■ SET TASK:
Restate, word for word, all of the material shown below.

- - - - - - -

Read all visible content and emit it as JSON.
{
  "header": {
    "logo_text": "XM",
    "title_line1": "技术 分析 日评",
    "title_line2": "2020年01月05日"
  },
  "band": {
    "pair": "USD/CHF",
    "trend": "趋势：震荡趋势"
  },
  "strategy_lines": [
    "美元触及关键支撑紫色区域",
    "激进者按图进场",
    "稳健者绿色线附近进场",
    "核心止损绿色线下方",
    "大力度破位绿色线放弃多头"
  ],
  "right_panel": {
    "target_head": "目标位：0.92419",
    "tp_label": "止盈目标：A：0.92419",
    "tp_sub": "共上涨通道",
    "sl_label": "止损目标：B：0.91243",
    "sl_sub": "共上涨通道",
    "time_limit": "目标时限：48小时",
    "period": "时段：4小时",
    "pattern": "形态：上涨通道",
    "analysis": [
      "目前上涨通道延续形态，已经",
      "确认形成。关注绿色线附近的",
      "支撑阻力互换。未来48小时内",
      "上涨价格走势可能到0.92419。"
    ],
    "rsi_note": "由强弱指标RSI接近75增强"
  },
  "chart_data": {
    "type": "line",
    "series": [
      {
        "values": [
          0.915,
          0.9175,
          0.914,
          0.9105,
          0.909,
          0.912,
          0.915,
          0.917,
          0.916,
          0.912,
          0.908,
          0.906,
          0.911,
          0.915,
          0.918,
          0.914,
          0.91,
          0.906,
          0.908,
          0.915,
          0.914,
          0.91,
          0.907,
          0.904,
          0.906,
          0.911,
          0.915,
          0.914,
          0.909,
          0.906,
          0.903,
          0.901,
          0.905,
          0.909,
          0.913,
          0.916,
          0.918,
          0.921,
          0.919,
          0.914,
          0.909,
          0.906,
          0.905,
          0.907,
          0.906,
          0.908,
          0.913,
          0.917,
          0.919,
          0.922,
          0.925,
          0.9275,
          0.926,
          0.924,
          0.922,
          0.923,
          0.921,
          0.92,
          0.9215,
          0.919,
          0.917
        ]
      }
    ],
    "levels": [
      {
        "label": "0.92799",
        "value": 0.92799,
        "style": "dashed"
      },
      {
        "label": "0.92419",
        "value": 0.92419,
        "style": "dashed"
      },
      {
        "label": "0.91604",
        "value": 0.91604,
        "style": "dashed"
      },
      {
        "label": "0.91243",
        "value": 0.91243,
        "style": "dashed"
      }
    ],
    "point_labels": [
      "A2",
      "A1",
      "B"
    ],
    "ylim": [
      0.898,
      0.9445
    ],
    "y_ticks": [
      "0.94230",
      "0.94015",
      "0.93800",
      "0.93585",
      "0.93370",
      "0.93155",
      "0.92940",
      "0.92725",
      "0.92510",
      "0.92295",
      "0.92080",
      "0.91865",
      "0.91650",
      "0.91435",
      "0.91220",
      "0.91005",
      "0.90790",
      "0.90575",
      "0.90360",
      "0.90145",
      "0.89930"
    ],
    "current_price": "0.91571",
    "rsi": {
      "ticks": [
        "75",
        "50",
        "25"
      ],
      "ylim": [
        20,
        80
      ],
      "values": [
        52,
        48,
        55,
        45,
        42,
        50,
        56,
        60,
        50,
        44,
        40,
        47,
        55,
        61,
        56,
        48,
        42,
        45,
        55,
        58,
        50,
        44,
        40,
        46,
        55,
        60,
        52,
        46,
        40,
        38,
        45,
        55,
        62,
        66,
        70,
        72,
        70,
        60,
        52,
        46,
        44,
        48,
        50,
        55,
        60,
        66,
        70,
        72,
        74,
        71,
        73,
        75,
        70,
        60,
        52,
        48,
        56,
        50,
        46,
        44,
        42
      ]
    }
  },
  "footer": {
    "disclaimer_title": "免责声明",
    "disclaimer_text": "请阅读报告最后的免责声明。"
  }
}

- - - - - - -

■ TASK RESPONSE:
Read all visible content and emit it as JSON.
{
  "header": {
    "logo_text": "XM",
    "title_line1": "技术 分析 日评",
    "title_line2": "2020年01月05日"
  },
  "band": {
    "pair": "USD/CHF",
    "trend": "趋势：震荡趋势"
  },
  "strategy_lines": [
    "美元触及关键支撑紫色区域",
    "激进者按图进场",
    "稳健者绿色线附近进场",
    "核心止损绿色线下方",
    "大力度破位绿色线放弃多头"
  ],
  "right_panel": {
    "target_head": "目标位：0.92419",
    "tp_label": "止盈目标：A：0.92419",
    "tp_sub": "共上涨通道",
    "sl_label": "止损目标：B：0.91243",
    "sl_sub": "共上涨通道",
    "time_limit": "目标时限：48小时",
    "period": "时段：4小时",
    "pattern": "形态：上涨通道",
    "analysis": [
      "目前上涨通道延续形态，已经",
      "确认形成。关注绿色线附近的",
      "支撑阻力互换。未来48小时内",
      "上涨价格走势可能到0.92419。"
    ],
    "rsi_note": "由强弱指标RSI接近75增强"
  },
  "chart_data": {
    "type": "line",
    "series": [
      {
        "values": [
          0.915,
          0.9175,
          0.914,
          0.9105,
          0.909,
          0.912,
          0.915,
          0.917,
          0.916,
          0.912,
          0.908,
          0.906,
          0.911,
          0.915,
          0.918,
          0.914,
          0.91,
          0.906,
          0.908,
          0.915,
          0.914,
          0.91,
          0.907,
          0.904,
          0.906,
          0.911,
          0.915,
          0.914,
          0.909,
          0.906,
          0.903,
          0.901,
          0.905,
          0.909,
          0.913,
          0.916,
          0.918,
          0.921,
          0.919,
          0.914,
          0.909,
          0.906,
          0.905,
          0.907,
          0.906,
          0.908,
          0.913,
          0.917,
          0.919,
          0.922,
          0.925,
          0.9275,
          0.926,
          0.924,
          0.922,
          0.923,
          0.921,
          0.92,
          0.9215,
          0.919,
          0.917
        ]
      }
    ],
    "levels": [
      {
        "label": "0.92799",
        "value": 0.92799,
        "style": "dashed"
      },
      {
        "label": "0.92419",
        "value": 0.92419,
        "style": "dashed"
      },
      {
        "label": "0.91604",
        "value": 0.91604,
        "style": "dashed"
      },
      {
        "label": "0.91243",
        "value": 0.91243,
        "style": "dashed"
      }
    ],
    "point_labels": [
      "A2",
      "A1",
      "B"
    ],
    "ylim": [
      0.898,
      0.9445
    ],
    "y_ticks": [
      "0.94230",
      "0.94015",
      "0.93800",
      "0.93585",
      "0.93370",
      "0.93155",
      "0.92940",
      "0.92725",
      "0.92510",
      "0.92295",
      "0.92080",
      "0.91865",
      "0.91650",
      "0.91435",
      "0.91220",
      "0.91005",
      "0.90790",
      "0.90575",
      "0.90360",
      "0.90145",
      "0.89930"
    ],
    "current_price": "0.91571",
    "rsi": {
      "ticks": [
        "75",
        "50",
        "25"
      ],
      "ylim": [
        20,
        80
      ],
      "values": [
        52,
        48,
        55,
        45,
        42,
        50,
        56,
        60,
        50,
        44,
        40,
        47,
        55,
        61,
        56,
        48,
        42,
        45,
        55,
        58,
        50,
        44,
        40,
        46,
        55,
        60,
        52,
        46,
        40,
        38,
        45,
        55,
        62,
        66,
        70,
        72,
        70,
        60,
        52,
        46,
        44,
        48,
        50,
        55,
        60,
        66,
        70,
        72,
        74,
        71,
        73,
        75,
        70,
        60,
        52,
        48,
        56,
        50,
        46,
        44,
        42
      ]
    }
  },
  "footer": {
    "disclaimer_title": "免责声明",
    "disclaimer_text": "请阅读报告最后的免责声明。"
  }
}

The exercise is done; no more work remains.